##### 提示文

障害物クリアランスエリア (OCA)

定義

障害物クリアランスエリア (OCA) とは、航空機が地形や障害物から最低限の垂直または側方距離を確保できることが保証された空域の体積を指します。これらのエリアは計器飛行手順 (IFP) の設計の一部であり、IFRで運航する航空機が、低視程や非精密アプローチ時においても安全に飛行できるようにします。
OCAは、地域に応じてICAO PANS‑OPSまたはTERPSの基準に従い、手順設計者によって計算・保護されます。

目的

  • 計器飛行の全段階において安全な障害物クリアランスを確保する
  • アプローチ、ミッシドアプローチ、離陸、および巡航区間のための最低高度と飛行経路を定義する
  • MDADAOCHを含むアプローチミニマの図示のための構造を提供する

OCAが適用される場所

飛行段階OCAの目的
初期/中間区間巡航からアプローチへの移行中に地形からのクリアランスを保証する
最終アプローチ降下経路に沿って障害物からの保護を提供する
サーキュリング滑走路のスレッショルド周辺の保護区域を定義する
ミッシドアプローチミッシドアプローチが開始された場合に航空機が安全に上昇できるようにする
出発 (SID)巡航構造に到達するまで障害物クリアランスを提供する

標準的な垂直障害物クリアランス値 (ICAO)

セグメント最小クリアランス
巡航1,000 ft(山岳地帯では2,000 ft)
初期アプローチ300 ft
中間区間150 ft
最終区間手順の種類により異なる(精密方式ではしばしば75 ft、非精密方式では295 ft)
ミッシドアプローチ保護区域内の障害物上30 ft

障害物クリアランス高度 (OCH) vs. 最低降下高度 (MDA)

  • OCH: 障害物クリアランスが保証される、空港標高上の最低高度
  • MDA/DA: アプローチ中にパイロットが降下可能とされる公表された最低高度

OCHは、航空機のカテゴリおよび必要な視程に基づいてMDA/DAを計算するために使用されます。

##########

課題の内容 =>
1. 提示文の「標準的な垂直障害物クリアランス値 (ICAO)」の表に出てくるセグメント名をすべて挙げよ。
2. 提示文のうち、「ミッシドアプローチ保護区域内の障害物上30 ft」を含む語句から「計算するために使用されます。」までを、一字も変えずに書き写せ。
3. 提示文について、次の問いに答えよ。
(a) OCAは地域に応じてどの基準に従って計算・保護されるか。
(b) 初期アプローチの最小クリアランスは何フィートか。
(c) OCHは何を計算するために使われるか。

##### 生データ

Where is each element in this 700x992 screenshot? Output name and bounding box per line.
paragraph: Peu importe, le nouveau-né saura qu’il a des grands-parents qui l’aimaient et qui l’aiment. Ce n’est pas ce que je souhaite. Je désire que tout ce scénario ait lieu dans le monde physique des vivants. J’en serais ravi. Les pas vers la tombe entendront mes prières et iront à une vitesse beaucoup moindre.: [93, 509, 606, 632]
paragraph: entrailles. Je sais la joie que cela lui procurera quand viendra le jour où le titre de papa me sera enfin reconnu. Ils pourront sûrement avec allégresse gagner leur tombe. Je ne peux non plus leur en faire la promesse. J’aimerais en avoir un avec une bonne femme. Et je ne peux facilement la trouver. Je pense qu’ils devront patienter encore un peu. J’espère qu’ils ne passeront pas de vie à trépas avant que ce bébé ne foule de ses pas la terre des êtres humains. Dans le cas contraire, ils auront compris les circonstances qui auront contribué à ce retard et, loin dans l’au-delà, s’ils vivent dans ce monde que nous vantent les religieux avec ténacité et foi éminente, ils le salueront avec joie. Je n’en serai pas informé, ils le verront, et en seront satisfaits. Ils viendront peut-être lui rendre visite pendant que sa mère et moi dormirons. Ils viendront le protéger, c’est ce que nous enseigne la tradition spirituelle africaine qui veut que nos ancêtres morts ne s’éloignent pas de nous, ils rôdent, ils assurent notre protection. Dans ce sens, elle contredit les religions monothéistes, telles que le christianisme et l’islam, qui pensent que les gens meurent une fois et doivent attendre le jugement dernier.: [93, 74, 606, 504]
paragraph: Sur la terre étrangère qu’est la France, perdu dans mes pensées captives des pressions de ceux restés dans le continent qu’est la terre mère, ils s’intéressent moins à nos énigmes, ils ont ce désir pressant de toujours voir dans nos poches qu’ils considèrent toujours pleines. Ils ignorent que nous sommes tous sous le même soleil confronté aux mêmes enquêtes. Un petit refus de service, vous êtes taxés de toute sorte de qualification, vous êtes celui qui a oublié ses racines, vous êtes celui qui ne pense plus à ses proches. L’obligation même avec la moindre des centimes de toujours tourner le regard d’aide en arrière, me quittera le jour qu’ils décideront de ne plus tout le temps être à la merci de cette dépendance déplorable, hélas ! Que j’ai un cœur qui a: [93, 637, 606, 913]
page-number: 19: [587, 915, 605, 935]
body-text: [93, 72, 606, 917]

##########

記述解答 =>
1. 巡航、初期アプローチ、中間区間、最終区間、ミッシドアプローチ

2.
ミッシドアプローチ保護区域内の障害物上30 ft

障害物クリアランス高度 (OCH) vs. 最低降下高度 (MDA)

  • OCH: 障害物クリアランスが保証される、空港標高上の最低高度
  • MDA/DA: アプローチ中にパイロットが降下可能とされる公表された最低高度

OCHは、航空機のカテゴリおよび必要な視程に基づいてMDA/DAを計算するために使用されます。

3.
(a) ICAO PANS‑OPSまたはTERPS
(b) 300 ft
(c) MDA/DA(航空機のカテゴリと必要な視程に基づいて計算する)